#### DO THIS:
In the entries below, identify every line with the string "name" and copy it.

#### STORED RECORDS:
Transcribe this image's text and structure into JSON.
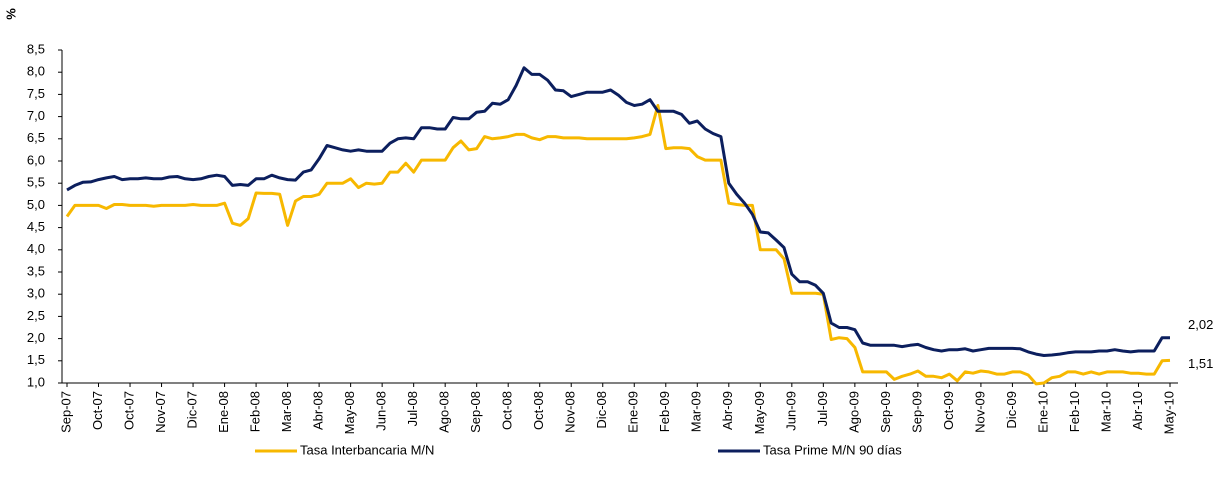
{
  "chart_data": {
    "type": "line",
    "y_label": "%",
    "categories": [
      "Sep-07",
      null,
      null,
      null,
      "Oct-07",
      null,
      null,
      null,
      "Oct-07",
      null,
      null,
      null,
      "Nov-07",
      null,
      null,
      null,
      "Dic-07",
      null,
      null,
      null,
      "Ene-08",
      null,
      null,
      null,
      "Feb-08",
      null,
      null,
      null,
      "Mar-08",
      null,
      null,
      null,
      "Abr-08",
      null,
      null,
      null,
      "May-08",
      null,
      null,
      null,
      "Jun-08",
      null,
      null,
      null,
      "Jul-08",
      null,
      null,
      null,
      "Ago-08",
      null,
      null,
      null,
      "Sep-08",
      null,
      null,
      null,
      "Oct-08",
      null,
      null,
      null,
      "Oct-08",
      null,
      null,
      null,
      "Nov-08",
      null,
      null,
      null,
      "Dic-08",
      null,
      null,
      null,
      "Ene-09",
      null,
      null,
      null,
      "Feb-09",
      null,
      null,
      null,
      "Mar-09",
      null,
      null,
      null,
      "Abr-09",
      null,
      null,
      null,
      "May-09",
      null,
      null,
      null,
      "Jun-09",
      null,
      null,
      null,
      "Jul-09",
      null,
      null,
      null,
      "Ago-09",
      null,
      null,
      null,
      "Sep-09",
      null,
      null,
      null,
      "Sep-09",
      null,
      null,
      null,
      "Oct-09",
      null,
      null,
      null,
      "Nov-09",
      null,
      null,
      null,
      "Dic-09",
      null,
      null,
      null,
      "Ene-10",
      null,
      null,
      null,
      "Feb-10",
      null,
      null,
      null,
      "Mar-10",
      null,
      null,
      null,
      "Abr-10",
      null,
      null,
      null,
      "May-10"
    ],
    "series": [
      {
        "name": "Tasa Interbancaria M/N",
        "color": "#f7b800",
        "values": [
          4.75,
          5.0,
          5.0,
          5.0,
          5.0,
          4.93,
          5.02,
          5.02,
          5.0,
          5.0,
          5.0,
          4.98,
          5.0,
          5.0,
          5.0,
          5.0,
          5.02,
          5.0,
          5.0,
          5.0,
          5.05,
          4.6,
          4.55,
          4.7,
          5.28,
          5.27,
          5.27,
          5.25,
          4.55,
          5.1,
          5.2,
          5.2,
          5.25,
          5.5,
          5.5,
          5.5,
          5.6,
          5.4,
          5.5,
          5.48,
          5.5,
          5.75,
          5.75,
          5.95,
          5.75,
          6.02,
          6.02,
          6.02,
          6.02,
          6.3,
          6.45,
          6.25,
          6.28,
          6.55,
          6.5,
          6.52,
          6.55,
          6.6,
          6.6,
          6.52,
          6.48,
          6.55,
          6.55,
          6.52,
          6.52,
          6.52,
          6.5,
          6.5,
          6.5,
          6.5,
          6.5,
          6.5,
          6.52,
          6.55,
          6.6,
          7.25,
          6.28,
          6.3,
          6.3,
          6.28,
          6.1,
          6.02,
          6.02,
          6.02,
          5.05,
          5.02,
          5.0,
          5.0,
          4.0,
          4.0,
          4.0,
          3.8,
          3.02,
          3.02,
          3.02,
          3.02,
          3.0,
          1.98,
          2.02,
          2.0,
          1.8,
          1.25,
          1.25,
          1.25,
          1.25,
          1.08,
          1.15,
          1.2,
          1.27,
          1.15,
          1.15,
          1.12,
          1.2,
          1.05,
          1.25,
          1.22,
          1.27,
          1.25,
          1.2,
          1.2,
          1.25,
          1.25,
          1.18,
          0.98,
          1.0,
          1.12,
          1.15,
          1.25,
          1.25,
          1.2,
          1.25,
          1.2,
          1.25,
          1.25,
          1.25,
          1.22,
          1.22,
          1.2,
          1.2,
          1.5,
          1.51
        ],
        "value_labels": [
          null,
          null,
          null,
          null,
          null,
          null,
          null,
          null,
          null,
          null,
          null,
          null,
          null,
          null,
          null,
          null,
          null,
          null,
          null,
          null,
          null,
          null,
          null,
          null,
          null,
          null,
          null,
          null,
          null,
          null,
          null,
          null,
          null,
          null,
          null,
          null,
          null,
          null,
          null,
          null,
          null,
          null,
          null,
          null,
          null,
          null,
          null,
          null,
          null,
          null,
          null,
          null,
          null,
          null,
          null,
          null,
          null,
          null,
          null,
          null,
          null,
          null,
          null,
          null,
          null,
          null,
          null,
          null,
          null,
          null,
          null,
          null,
          null,
          null,
          null,
          null,
          null,
          null,
          null,
          null,
          null,
          null,
          null,
          null,
          null,
          null,
          null,
          null,
          null,
          null,
          null,
          null,
          null,
          null,
          null,
          null,
          null,
          null,
          null,
          null,
          null,
          null,
          null,
          null,
          null,
          null,
          null,
          null,
          null,
          null,
          null,
          null,
          null,
          null,
          null,
          null,
          null,
          null,
          null,
          null,
          null,
          null,
          null,
          null,
          null,
          null,
          null,
          null,
          null,
          null,
          null,
          null,
          null,
          null,
          null,
          null,
          null,
          null,
          null,
          null,
          "1,51"
        ]
      },
      {
        "name": "Tasa Prime M/N 90 días",
        "color": "#0c1f5e",
        "values": [
          5.35,
          5.45,
          5.52,
          5.53,
          5.58,
          5.62,
          5.65,
          5.58,
          5.6,
          5.6,
          5.62,
          5.6,
          5.6,
          5.64,
          5.65,
          5.6,
          5.58,
          5.6,
          5.65,
          5.68,
          5.65,
          5.45,
          5.47,
          5.45,
          5.6,
          5.6,
          5.68,
          5.62,
          5.58,
          5.57,
          5.75,
          5.8,
          6.05,
          6.35,
          6.3,
          6.25,
          6.22,
          6.25,
          6.22,
          6.22,
          6.22,
          6.4,
          6.5,
          6.52,
          6.5,
          6.75,
          6.75,
          6.72,
          6.72,
          6.98,
          6.95,
          6.95,
          7.1,
          7.12,
          7.3,
          7.28,
          7.38,
          7.7,
          8.1,
          7.95,
          7.95,
          7.82,
          7.6,
          7.58,
          7.45,
          7.5,
          7.55,
          7.55,
          7.55,
          7.6,
          7.48,
          7.32,
          7.25,
          7.28,
          7.38,
          7.12,
          7.12,
          7.12,
          7.05,
          6.85,
          6.9,
          6.72,
          6.62,
          6.55,
          5.5,
          5.25,
          5.05,
          4.8,
          4.4,
          4.38,
          4.22,
          4.05,
          3.45,
          3.28,
          3.28,
          3.2,
          3.02,
          2.35,
          2.25,
          2.25,
          2.2,
          1.9,
          1.85,
          1.85,
          1.85,
          1.85,
          1.82,
          1.85,
          1.87,
          1.8,
          1.75,
          1.72,
          1.75,
          1.75,
          1.77,
          1.72,
          1.75,
          1.78,
          1.78,
          1.78,
          1.78,
          1.77,
          1.7,
          1.65,
          1.62,
          1.63,
          1.65,
          1.68,
          1.7,
          1.7,
          1.7,
          1.72,
          1.72,
          1.75,
          1.72,
          1.7,
          1.72,
          1.72,
          1.72,
          2.02,
          2.02
        ],
        "value_labels": [
          null,
          null,
          null,
          null,
          null,
          null,
          null,
          null,
          null,
          null,
          null,
          null,
          null,
          null,
          null,
          null,
          null,
          null,
          null,
          null,
          null,
          null,
          null,
          null,
          null,
          null,
          null,
          null,
          null,
          null,
          null,
          null,
          null,
          null,
          null,
          null,
          null,
          null,
          null,
          null,
          null,
          null,
          null,
          null,
          null,
          null,
          null,
          null,
          null,
          null,
          null,
          null,
          null,
          null,
          null,
          null,
          null,
          null,
          null,
          null,
          null,
          null,
          null,
          null,
          null,
          null,
          null,
          null,
          null,
          null,
          null,
          null,
          null,
          null,
          null,
          null,
          null,
          null,
          null,
          null,
          null,
          null,
          null,
          null,
          null,
          null,
          null,
          null,
          null,
          null,
          null,
          null,
          null,
          null,
          null,
          null,
          null,
          null,
          null,
          null,
          null,
          null,
          null,
          null,
          null,
          null,
          null,
          null,
          null,
          null,
          null,
          null,
          null,
          null,
          null,
          null,
          null,
          null,
          null,
          null,
          null,
          null,
          null,
          null,
          null,
          null,
          null,
          null,
          null,
          null,
          null,
          null,
          null,
          null,
          null,
          null,
          null,
          null,
          null,
          null,
          "2,02"
        ]
      }
    ],
    "ylim": [
      1.0,
      8.5
    ],
    "yticks": [
      {
        "value": 1.0,
        "label": "1,0"
      },
      {
        "value": 1.5,
        "label": "1,5"
      },
      {
        "value": 2.0,
        "label": "2,0"
      },
      {
        "value": 2.5,
        "label": "2,5"
      },
      {
        "value": 3.0,
        "label": "3,0"
      },
      {
        "value": 3.5,
        "label": "3,5"
      },
      {
        "value": 4.0,
        "label": "4,0"
      },
      {
        "value": 4.5,
        "label": "4,5"
      },
      {
        "value": 5.0,
        "label": "5,0"
      },
      {
        "value": 5.5,
        "label": "5,5"
      },
      {
        "value": 6.0,
        "label": "6,0"
      },
      {
        "value": 6.5,
        "label": "6,5"
      },
      {
        "value": 7.0,
        "label": "7,0"
      },
      {
        "value": 7.5,
        "label": "7,5"
      },
      {
        "value": 8.0,
        "label": "8,0"
      },
      {
        "value": 8.5,
        "label": "8,5"
      }
    ],
    "grid": false,
    "legend": "bottom"
  }
}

#### SOLUTION TO THIS TASK:
        "name": "Tasa Interbancaria M/N",
        "name": "Tasa Prime M/N 90 días",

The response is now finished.